• _MATERIAL SHOWN_:
════════════════════

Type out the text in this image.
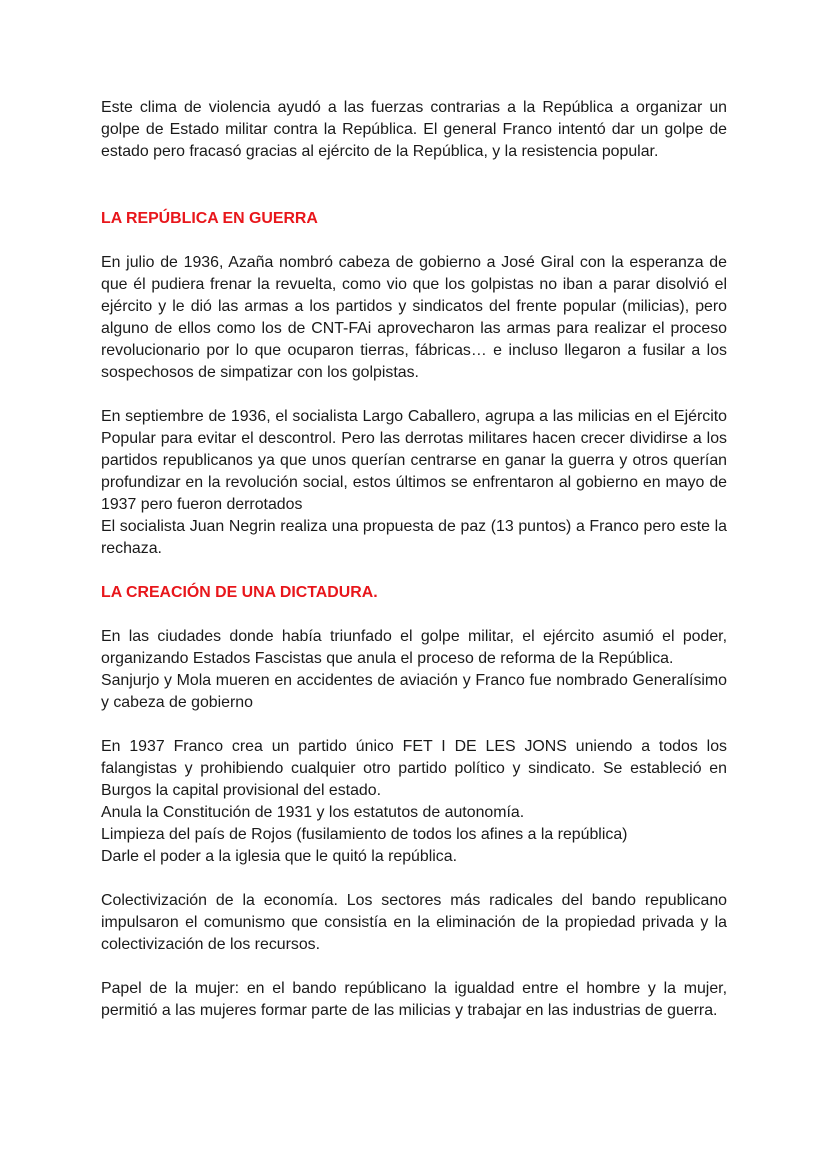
Este clima de violencia ayudó a las fuerzas contrarias a la República a organizar un golpe de Estado militar contra la República. El general Franco intentó dar un golpe de estado pero fracasó gracias al ejército de la República, y la resistencia popular.

LA REPÚBLICA EN GUERRA

En julio de 1936, Azaña nombró cabeza de gobierno a José Giral con la esperanza de que él pudiera frenar la revuelta, como vio que los golpistas no iban a parar disolvió el ejército y le dió las armas a los partidos y sindicatos del frente popular (milicias), pero alguno de ellos como los de CNT-FAi aprovecharon las armas para realizar el proceso revolucionario por lo que ocuparon tierras, fábricas… e incluso llegaron a fusilar a los sospechosos de simpatizar con los golpistas.

En septiembre de 1936, el socialista Largo Caballero, agrupa a las milicias en el Ejército Popular para evitar el descontrol. Pero las derrotas militares hacen crecer dividirse a los partidos republicanos ya que unos querían centrarse en ganar la guerra y otros querían profundizar en la revolución social, estos últimos se enfrentaron al gobierno en mayo de 1937 pero fueron derrotados

El socialista Juan Negrin realiza una propuesta de paz (13 puntos) a Franco pero este la rechaza.

LA CREACIÓN DE UNA DICTADURA.

En las ciudades donde había triunfado el golpe militar, el ejército asumió el poder, organizando Estados Fascistas que anula el proceso de reforma de la República.

Sanjurjo y Mola mueren en accidentes de aviación y Franco fue nombrado Generalísimo y cabeza de gobierno

En 1937 Franco crea un partido único FET I DE LES JONS uniendo a todos los falangistas y prohibiendo cualquier otro partido político y sindicato. Se estableció en Burgos la capital provisional del estado.

Anula la Constitución de 1931 y los estatutos de autonomía.

Limpieza del país de Rojos (fusilamiento de todos los afines a la república)

Darle el poder a la iglesia que le quitó la república.

Colectivización de la economía. Los sectores más radicales del bando republicano impulsaron el comunismo que consistía en la eliminación de la propiedad privada y la colectivización de los recursos.

Papel de la mujer: en el bando repúblicano la igualdad entre el hombre y la mujer, permitió a las mujeres formar parte de las milicias y trabajar en las industrias de guerra.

════════════════════

• _GOAL_: Leave out every picture and copy the rest of the records exactly.

• _EXERCISE ANSWER_:
Type out the text in this image.
Este clima de violencia ayudó a las fuerzas contrarias a la República a organizar un golpe de Estado militar contra la República. El general Franco intentó dar un golpe de estado pero fracasó gracias al ejército de la República, y la resistencia popular.

LA REPÚBLICA EN GUERRA

En julio de 1936, Azaña nombró cabeza de gobierno a José Giral con la esperanza de que él pudiera frenar la revuelta, como vio que los golpistas no iban a parar disolvió el ejército y le dió las armas a los partidos y sindicatos del frente popular (milicias), pero alguno de ellos como los de CNT-FAi aprovecharon las armas para realizar el proceso revolucionario por lo que ocuparon tierras, fábricas… e incluso llegaron a fusilar a los sospechosos de simpatizar con los golpistas.

En septiembre de 1936, el socialista Largo Caballero, agrupa a las milicias en el Ejército Popular para evitar el descontrol. Pero las derrotas militares hacen crecer dividirse a los partidos republicanos ya que unos querían centrarse en ganar la guerra y otros querían profundizar en la revolución social, estos últimos se enfrentaron al gobierno en mayo de 1937 pero fueron derrotados

El socialista Juan Negrin realiza una propuesta de paz (13 puntos) a Franco pero este la rechaza.

LA CREACIÓN DE UNA DICTADURA.

En las ciudades donde había triunfado el golpe militar, el ejército asumió el poder, organizando Estados Fascistas que anula el proceso de reforma de la República.

Sanjurjo y Mola mueren en accidentes de aviación y Franco fue nombrado Generalísimo y cabeza de gobierno

En 1937 Franco crea un partido único FET I DE LES JONS uniendo a todos los falangistas y prohibiendo cualquier otro partido político y sindicato. Se estableció en Burgos la capital provisional del estado.

Anula la Constitución de 1931 y los estatutos de autonomía.

Limpieza del país de Rojos (fusilamiento de todos los afines a la república)

Darle el poder a la iglesia que le quitó la república.

Colectivización de la economía. Los sectores más radicales del bando republicano impulsaron el comunismo que consistía en la eliminación de la propiedad privada y la colectivización de los recursos.

Papel de la mujer: en el bando repúblicano la igualdad entre el hombre y la mujer, permitió a las mujeres formar parte de las milicias y trabajar en las industrias de guerra.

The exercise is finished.